*The request:*
Reproduce every entry exactly as shown.

*Record list:*
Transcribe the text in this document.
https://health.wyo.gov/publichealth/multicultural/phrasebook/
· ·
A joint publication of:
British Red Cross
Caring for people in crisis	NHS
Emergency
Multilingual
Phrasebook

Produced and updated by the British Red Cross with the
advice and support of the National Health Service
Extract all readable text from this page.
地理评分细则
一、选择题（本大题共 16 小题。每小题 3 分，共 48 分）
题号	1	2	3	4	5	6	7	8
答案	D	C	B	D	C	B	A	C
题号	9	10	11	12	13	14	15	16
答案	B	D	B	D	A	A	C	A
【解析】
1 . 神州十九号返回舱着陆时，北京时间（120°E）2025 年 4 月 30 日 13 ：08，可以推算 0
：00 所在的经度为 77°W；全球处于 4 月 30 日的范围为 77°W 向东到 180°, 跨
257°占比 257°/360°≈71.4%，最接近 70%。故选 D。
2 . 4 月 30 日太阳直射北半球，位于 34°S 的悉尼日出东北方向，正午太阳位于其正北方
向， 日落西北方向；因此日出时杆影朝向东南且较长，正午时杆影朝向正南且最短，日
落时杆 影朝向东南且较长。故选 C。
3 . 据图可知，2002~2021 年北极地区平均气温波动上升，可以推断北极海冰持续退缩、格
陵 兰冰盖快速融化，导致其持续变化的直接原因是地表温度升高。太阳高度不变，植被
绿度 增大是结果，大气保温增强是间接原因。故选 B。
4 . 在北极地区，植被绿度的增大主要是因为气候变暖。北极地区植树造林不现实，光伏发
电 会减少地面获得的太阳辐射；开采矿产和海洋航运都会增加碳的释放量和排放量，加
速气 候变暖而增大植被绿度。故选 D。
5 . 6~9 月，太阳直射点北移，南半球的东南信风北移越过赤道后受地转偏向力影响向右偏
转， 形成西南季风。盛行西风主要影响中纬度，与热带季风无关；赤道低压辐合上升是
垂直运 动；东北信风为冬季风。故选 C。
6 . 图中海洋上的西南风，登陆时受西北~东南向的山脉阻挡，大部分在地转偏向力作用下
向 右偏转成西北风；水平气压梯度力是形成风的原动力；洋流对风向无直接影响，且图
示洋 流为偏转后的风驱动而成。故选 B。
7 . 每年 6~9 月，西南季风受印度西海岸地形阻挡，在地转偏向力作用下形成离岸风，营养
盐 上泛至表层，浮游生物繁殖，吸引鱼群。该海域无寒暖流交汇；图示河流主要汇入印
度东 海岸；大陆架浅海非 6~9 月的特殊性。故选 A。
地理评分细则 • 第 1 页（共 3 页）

*Solution to the problem:*
Transcribe the text in this document.
https://health.wyo.gov/publichealth/multicultural/phrasebook/
· ·
A joint publication of:
British Red Cross
Caring for people in crisis	NHS
Emergency
Multilingual
Phrasebook

Produced and updated by the British Red Cross with the
advice and support of the National Health Service
Extract all readable text from this page.
地理评分细则
一、选择题（本大题共 16 小题。每小题 3 分，共 48 分）
题号	1	2	3	4	5	6	7	8
答案	D	C	B	D	C	B	A	C
题号	9	10	11	12	13	14	15	16
答案	B	D	B	D	A	A	C	A
【解析】
1 . 神州十九号返回舱着陆时，北京时间（120°E）2025 年 4 月 30 日 13 ：08，可以推算 0
：00 所在的经度为 77°W；全球处于 4 月 30 日的范围为 77°W 向东到 180°, 跨
257°占比 257°/360°≈71.4%，最接近 70%。故选 D。
2 . 4 月 30 日太阳直射北半球，位于 34°S 的悉尼日出东北方向，正午太阳位于其正北方
向， 日落西北方向；因此日出时杆影朝向东南且较长，正午时杆影朝向正南且最短，日
落时杆 影朝向东南且较长。故选 C。
3 . 据图可知，2002~2021 年北极地区平均气温波动上升，可以推断北极海冰持续退缩、格
陵 兰冰盖快速融化，导致其持续变化的直接原因是地表温度升高。太阳高度不变，植被
绿度 增大是结果，大气保温增强是间接原因。故选 B。
4 . 在北极地区，植被绿度的增大主要是因为气候变暖。北极地区植树造林不现实，光伏发
电 会减少地面获得的太阳辐射；开采矿产和海洋航运都会增加碳的释放量和排放量，加
速气 候变暖而增大植被绿度。故选 D。
5 . 6~9 月，太阳直射点北移，南半球的东南信风北移越过赤道后受地转偏向力影响向右偏
转， 形成西南季风。盛行西风主要影响中纬度，与热带季风无关；赤道低压辐合上升是
垂直运 动；东北信风为冬季风。故选 C。
6 . 图中海洋上的西南风，登陆时受西北~东南向的山脉阻挡，大部分在地转偏向力作用下
向 右偏转成西北风；水平气压梯度力是形成风的原动力；洋流对风向无直接影响，且图
示洋 流为偏转后的风驱动而成。故选 B。
7 . 每年 6~9 月，西南季风受印度西海岸地形阻挡，在地转偏向力作用下形成离岸风，营养
盐 上泛至表层，浮游生物繁殖，吸引鱼群。该海域无寒暖流交汇；图示河流主要汇入印
度东 海岸；大陆架浅海非 6~9 月的特殊性。故选 A。
地理评分细则 • 第 1 页（共 3 页）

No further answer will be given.